> **THE REQUEST**
Scan the material that follows. Copy every line containing the word "RESULTS".

[Entries from a dataset]
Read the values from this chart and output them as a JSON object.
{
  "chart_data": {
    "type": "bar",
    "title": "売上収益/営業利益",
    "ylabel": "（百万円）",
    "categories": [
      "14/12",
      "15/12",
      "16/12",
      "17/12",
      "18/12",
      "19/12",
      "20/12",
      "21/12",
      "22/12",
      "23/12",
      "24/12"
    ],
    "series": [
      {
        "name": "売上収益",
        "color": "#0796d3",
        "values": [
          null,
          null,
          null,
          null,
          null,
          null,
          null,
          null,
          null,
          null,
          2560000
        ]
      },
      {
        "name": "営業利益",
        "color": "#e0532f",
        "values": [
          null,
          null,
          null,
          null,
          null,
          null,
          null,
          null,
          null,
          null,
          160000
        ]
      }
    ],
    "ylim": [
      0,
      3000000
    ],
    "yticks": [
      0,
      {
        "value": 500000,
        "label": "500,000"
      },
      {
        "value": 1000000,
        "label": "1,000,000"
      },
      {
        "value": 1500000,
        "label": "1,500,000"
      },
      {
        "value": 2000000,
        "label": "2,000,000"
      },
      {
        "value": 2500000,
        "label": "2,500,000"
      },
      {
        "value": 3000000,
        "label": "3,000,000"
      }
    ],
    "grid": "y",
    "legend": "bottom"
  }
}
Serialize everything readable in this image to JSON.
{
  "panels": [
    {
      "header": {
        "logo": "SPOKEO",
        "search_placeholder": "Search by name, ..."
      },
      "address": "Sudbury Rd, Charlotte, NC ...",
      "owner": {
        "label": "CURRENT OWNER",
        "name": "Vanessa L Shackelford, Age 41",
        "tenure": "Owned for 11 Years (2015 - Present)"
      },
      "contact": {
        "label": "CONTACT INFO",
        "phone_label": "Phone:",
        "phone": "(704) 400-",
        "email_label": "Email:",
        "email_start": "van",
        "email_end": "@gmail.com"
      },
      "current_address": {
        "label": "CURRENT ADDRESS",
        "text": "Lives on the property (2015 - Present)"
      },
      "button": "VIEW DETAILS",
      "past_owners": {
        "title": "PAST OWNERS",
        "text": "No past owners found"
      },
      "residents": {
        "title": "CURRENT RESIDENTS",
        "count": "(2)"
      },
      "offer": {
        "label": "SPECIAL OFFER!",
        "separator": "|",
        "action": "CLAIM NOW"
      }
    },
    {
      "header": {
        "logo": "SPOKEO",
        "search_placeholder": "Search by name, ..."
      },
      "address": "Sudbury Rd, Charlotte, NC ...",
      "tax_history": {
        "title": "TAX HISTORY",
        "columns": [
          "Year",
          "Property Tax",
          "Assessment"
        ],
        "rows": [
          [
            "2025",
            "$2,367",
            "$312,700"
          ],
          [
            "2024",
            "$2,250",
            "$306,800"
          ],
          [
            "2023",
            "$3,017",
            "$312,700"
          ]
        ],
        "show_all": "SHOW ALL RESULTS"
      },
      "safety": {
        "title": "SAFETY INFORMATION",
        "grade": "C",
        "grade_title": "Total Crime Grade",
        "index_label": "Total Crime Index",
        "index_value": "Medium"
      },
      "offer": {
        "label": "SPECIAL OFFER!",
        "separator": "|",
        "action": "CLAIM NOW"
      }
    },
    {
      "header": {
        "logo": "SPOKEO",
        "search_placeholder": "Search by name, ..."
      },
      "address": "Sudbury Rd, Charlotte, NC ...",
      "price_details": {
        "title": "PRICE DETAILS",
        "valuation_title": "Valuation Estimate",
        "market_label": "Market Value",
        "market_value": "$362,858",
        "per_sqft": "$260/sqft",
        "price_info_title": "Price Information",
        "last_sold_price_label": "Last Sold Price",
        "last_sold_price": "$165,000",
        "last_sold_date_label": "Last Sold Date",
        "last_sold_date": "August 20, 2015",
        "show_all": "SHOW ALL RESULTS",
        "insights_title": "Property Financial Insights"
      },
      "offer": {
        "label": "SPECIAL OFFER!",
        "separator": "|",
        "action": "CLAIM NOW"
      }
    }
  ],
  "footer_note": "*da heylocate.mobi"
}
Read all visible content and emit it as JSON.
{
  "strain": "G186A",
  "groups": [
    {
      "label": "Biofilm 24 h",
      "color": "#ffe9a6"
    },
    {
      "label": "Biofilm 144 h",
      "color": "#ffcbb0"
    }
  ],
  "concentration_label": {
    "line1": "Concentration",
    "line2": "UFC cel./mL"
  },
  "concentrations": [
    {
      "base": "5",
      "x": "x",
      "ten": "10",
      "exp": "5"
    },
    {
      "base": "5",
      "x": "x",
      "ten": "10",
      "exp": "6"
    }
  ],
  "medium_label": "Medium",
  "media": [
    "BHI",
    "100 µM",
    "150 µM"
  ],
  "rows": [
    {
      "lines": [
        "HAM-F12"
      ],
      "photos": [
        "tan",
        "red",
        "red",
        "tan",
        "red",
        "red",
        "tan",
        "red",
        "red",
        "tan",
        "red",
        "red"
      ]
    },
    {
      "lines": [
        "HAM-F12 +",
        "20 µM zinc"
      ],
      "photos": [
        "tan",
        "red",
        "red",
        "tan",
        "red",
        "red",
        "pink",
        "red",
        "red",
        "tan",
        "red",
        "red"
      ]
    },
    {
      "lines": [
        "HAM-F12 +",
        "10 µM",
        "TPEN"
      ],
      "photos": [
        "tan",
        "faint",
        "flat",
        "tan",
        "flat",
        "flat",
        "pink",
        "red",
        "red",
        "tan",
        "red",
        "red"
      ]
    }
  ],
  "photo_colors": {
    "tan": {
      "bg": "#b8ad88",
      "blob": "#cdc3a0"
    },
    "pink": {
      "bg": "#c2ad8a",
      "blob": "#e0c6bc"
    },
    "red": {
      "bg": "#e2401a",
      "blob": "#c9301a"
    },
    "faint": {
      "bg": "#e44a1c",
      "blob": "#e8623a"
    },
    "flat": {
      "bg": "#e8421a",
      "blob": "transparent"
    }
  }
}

> **TASK RESULT**
        "show_all": "SHOW ALL RESULTS"
        "show_all": "SHOW ALL RESULTS",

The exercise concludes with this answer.